Work to complete: Restate the records below word for word.

--- begin Data rows ---

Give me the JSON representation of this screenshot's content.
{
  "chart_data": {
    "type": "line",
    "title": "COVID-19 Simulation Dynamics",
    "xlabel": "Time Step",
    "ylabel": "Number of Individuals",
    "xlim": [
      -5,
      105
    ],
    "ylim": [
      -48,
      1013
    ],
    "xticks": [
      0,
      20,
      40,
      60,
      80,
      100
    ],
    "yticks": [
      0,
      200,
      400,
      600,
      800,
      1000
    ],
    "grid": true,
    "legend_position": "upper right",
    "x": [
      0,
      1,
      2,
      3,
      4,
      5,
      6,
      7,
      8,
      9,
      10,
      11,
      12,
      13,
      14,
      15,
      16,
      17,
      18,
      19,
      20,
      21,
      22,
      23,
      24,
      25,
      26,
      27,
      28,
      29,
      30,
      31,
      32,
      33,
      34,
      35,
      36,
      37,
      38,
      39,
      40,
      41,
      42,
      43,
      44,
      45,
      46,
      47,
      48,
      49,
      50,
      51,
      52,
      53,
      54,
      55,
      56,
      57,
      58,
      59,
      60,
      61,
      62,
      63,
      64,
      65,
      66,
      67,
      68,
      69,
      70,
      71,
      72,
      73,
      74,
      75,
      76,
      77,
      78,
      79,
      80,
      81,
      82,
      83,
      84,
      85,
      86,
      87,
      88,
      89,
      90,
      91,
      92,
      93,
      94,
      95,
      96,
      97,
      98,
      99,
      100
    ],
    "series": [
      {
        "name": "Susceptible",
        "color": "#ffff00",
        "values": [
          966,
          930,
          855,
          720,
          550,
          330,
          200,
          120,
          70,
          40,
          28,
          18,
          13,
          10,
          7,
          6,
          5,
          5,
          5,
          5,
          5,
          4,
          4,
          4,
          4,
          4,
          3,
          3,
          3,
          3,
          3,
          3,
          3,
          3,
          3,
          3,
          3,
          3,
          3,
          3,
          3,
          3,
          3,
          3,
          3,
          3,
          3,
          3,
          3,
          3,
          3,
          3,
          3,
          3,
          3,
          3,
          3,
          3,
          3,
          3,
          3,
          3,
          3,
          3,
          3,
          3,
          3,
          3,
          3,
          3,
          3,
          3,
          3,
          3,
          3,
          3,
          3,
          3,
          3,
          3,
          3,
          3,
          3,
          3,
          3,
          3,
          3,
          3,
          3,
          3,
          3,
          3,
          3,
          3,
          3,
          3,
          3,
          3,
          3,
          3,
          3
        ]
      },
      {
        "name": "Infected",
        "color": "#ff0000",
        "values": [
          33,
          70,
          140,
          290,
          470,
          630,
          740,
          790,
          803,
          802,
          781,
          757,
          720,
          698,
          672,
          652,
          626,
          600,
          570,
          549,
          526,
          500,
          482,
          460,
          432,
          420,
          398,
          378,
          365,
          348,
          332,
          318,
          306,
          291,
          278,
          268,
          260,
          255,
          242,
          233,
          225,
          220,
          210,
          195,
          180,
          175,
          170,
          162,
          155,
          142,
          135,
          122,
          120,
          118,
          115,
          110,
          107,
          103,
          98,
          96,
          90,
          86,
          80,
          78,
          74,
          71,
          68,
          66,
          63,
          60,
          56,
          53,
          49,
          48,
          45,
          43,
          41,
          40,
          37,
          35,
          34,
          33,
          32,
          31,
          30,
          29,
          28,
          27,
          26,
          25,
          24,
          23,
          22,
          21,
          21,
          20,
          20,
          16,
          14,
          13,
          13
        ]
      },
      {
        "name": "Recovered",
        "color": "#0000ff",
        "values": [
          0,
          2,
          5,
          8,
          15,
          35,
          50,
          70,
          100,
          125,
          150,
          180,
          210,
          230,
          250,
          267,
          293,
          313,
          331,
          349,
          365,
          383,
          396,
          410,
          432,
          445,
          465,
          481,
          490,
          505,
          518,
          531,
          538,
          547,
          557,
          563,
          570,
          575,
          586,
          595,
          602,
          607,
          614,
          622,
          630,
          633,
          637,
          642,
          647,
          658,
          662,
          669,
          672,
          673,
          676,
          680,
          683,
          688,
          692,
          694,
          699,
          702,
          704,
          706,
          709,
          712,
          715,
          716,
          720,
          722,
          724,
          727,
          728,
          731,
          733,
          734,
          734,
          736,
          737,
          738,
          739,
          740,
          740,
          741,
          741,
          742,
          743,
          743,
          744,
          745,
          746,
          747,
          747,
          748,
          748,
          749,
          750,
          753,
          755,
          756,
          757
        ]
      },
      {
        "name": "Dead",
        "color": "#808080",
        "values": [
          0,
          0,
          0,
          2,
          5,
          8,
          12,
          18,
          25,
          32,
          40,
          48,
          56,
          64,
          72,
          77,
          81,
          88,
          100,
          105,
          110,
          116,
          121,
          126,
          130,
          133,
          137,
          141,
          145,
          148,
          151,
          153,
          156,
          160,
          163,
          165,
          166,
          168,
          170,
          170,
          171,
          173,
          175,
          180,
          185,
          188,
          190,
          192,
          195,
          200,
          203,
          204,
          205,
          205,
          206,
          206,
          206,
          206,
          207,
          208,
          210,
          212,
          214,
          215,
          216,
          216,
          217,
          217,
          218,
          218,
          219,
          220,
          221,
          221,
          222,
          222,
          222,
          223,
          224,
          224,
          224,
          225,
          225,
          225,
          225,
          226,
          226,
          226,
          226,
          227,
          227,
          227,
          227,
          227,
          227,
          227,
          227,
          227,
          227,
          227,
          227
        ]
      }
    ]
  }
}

--- end Data rows ---

Full response:
Give me the JSON representation of this screenshot's content.
{
  "chart_data": {
    "type": "line",
    "title": "COVID-19 Simulation Dynamics",
    "xlabel": "Time Step",
    "ylabel": "Number of Individuals",
    "xlim": [
      -5,
      105
    ],
    "ylim": [
      -48,
      1013
    ],
    "xticks": [
      0,
      20,
      40,
      60,
      80,
      100
    ],
    "yticks": [
      0,
      200,
      400,
      600,
      800,
      1000
    ],
    "grid": true,
    "legend_position": "upper right",
    "x": [
      0,
      1,
      2,
      3,
      4,
      5,
      6,
      7,
      8,
      9,
      10,
      11,
      12,
      13,
      14,
      15,
      16,
      17,
      18,
      19,
      20,
      21,
      22,
      23,
      24,
      25,
      26,
      27,
      28,
      29,
      30,
      31,
      32,
      33,
      34,
      35,
      36,
      37,
      38,
      39,
      40,
      41,
      42,
      43,
      44,
      45,
      46,
      47,
      48,
      49,
      50,
      51,
      52,
      53,
      54,
      55,
      56,
      57,
      58,
      59,
      60,
      61,
      62,
      63,
      64,
      65,
      66,
      67,
      68,
      69,
      70,
      71,
      72,
      73,
      74,
      75,
      76,
      77,
      78,
      79,
      80,
      81,
      82,
      83,
      84,
      85,
      86,
      87,
      88,
      89,
      90,
      91,
      92,
      93,
      94,
      95,
      96,
      97,
      98,
      99,
      100
    ],
    "series": [
      {
        "name": "Susceptible",
        "color": "#ffff00",
        "values": [
          966,
          930,
          855,
          720,
          550,
          330,
          200,
          120,
          70,
          40,
          28,
          18,
          13,
          10,
          7,
          6,
          5,
          5,
          5,
          5,
          5,
          4,
          4,
          4,
          4,
          4,
          3,
          3,
          3,
          3,
          3,
          3,
          3,
          3,
          3,
          3,
          3,
          3,
          3,
          3,
          3,
          3,
          3,
          3,
          3,
          3,
          3,
          3,
          3,
          3,
          3,
          3,
          3,
          3,
          3,
          3,
          3,
          3,
          3,
          3,
          3,
          3,
          3,
          3,
          3,
          3,
          3,
          3,
          3,
          3,
          3,
          3,
          3,
          3,
          3,
          3,
          3,
          3,
          3,
          3,
          3,
          3,
          3,
          3,
          3,
          3,
          3,
          3,
          3,
          3,
          3,
          3,
          3,
          3,
          3,
          3,
          3,
          3,
          3,
          3,
          3
        ]
      },
      {
        "name": "Infected",
        "color": "#ff0000",
        "values": [
          33,
          70,
          140,
          290,
          470,
          630,
          740,
          790,
          803,
          802,
          781,
          757,
          720,
          698,
          672,
          652,
          626,
          600,
          570,
          549,
          526,
          500,
          482,
          460,
          432,
          420,
          398,
          378,
          365,
          348,
          332,
          318,
          306,
          291,
          278,
          268,
          260,
          255,
          242,
          233,
          225,
          220,
          210,
          195,
          180,
          175,
          170,
          162,
          155,
          142,
          135,
          122,
          120,
          118,
          115,
          110,
          107,
          103,
          98,
          96,
          90,
          86,
          80,
          78,
          74,
          71,
          68,
          66,
          63,
          60,
          56,
          53,
          49,
          48,
          45,
          43,
          41,
          40,
          37,
          35,
          34,
          33,
          32,
          31,
          30,
          29,
          28,
          27,
          26,
          25,
          24,
          23,
          22,
          21,
          21,
          20,
          20,
          16,
          14,
          13,
          13
        ]
      },
      {
        "name": "Recovered",
        "color": "#0000ff",
        "values": [
          0,
          2,
          5,
          8,
          15,
          35,
          50,
          70,
          100,
          125,
          150,
          180,
          210,
          230,
          250,
          267,
          293,
          313,
          331,
          349,
          365,
          383,
          396,
          410,
          432,
          445,
          465,
          481,
          490,
          505,
          518,
          531,
          538,
          547,
          557,
          563,
          570,
          575,
          586,
          595,
          602,
          607,
          614,
          622,
          630,
          633,
          637,
          642,
          647,
          658,
          662,
          669,
          672,
          673,
          676,
          680,
          683,
          688,
          692,
          694,
          699,
          702,
          704,
          706,
          709,
          712,
          715,
          716,
          720,
          722,
          724,
          727,
          728,
          731,
          733,
          734,
          734,
          736,
          737,
          738,
          739,
          740,
          740,
          741,
          741,
          742,
          743,
          743,
          744,
          745,
          746,
          747,
          747,
          748,
          748,
          749,
          750,
          753,
          755,
          756,
          757
        ]
      },
      {
        "name": "Dead",
        "color": "#808080",
        "values": [
          0,
          0,
          0,
          2,
          5,
          8,
          12,
          18,
          25,
          32,
          40,
          48,
          56,
          64,
          72,
          77,
          81,
          88,
          100,
          105,
          110,
          116,
          121,
          126,
          130,
          133,
          137,
          141,
          145,
          148,
          151,
          153,
          156,
          160,
          163,
          165,
          166,
          168,
          170,
          170,
          171,
          173,
          175,
          180,
          185,
          188,
          190,
          192,
          195,
          200,
          203,
          204,
          205,
          205,
          206,
          206,
          206,
          206,
          207,
          208,
          210,
          212,
          214,
          215,
          216,
          216,
          217,
          217,
          218,
          218,
          219,
          220,
          221,
          221,
          222,
          222,
          222,
          223,
          224,
          224,
          224,
          225,
          225,
          225,
          225,
          226,
          226,
          226,
          226,
          227,
          227,
          227,
          227,
          227,
          227,
          227,
          227,
          227,
          227,
          227,
          227
        ]
      }
    ]
  }
}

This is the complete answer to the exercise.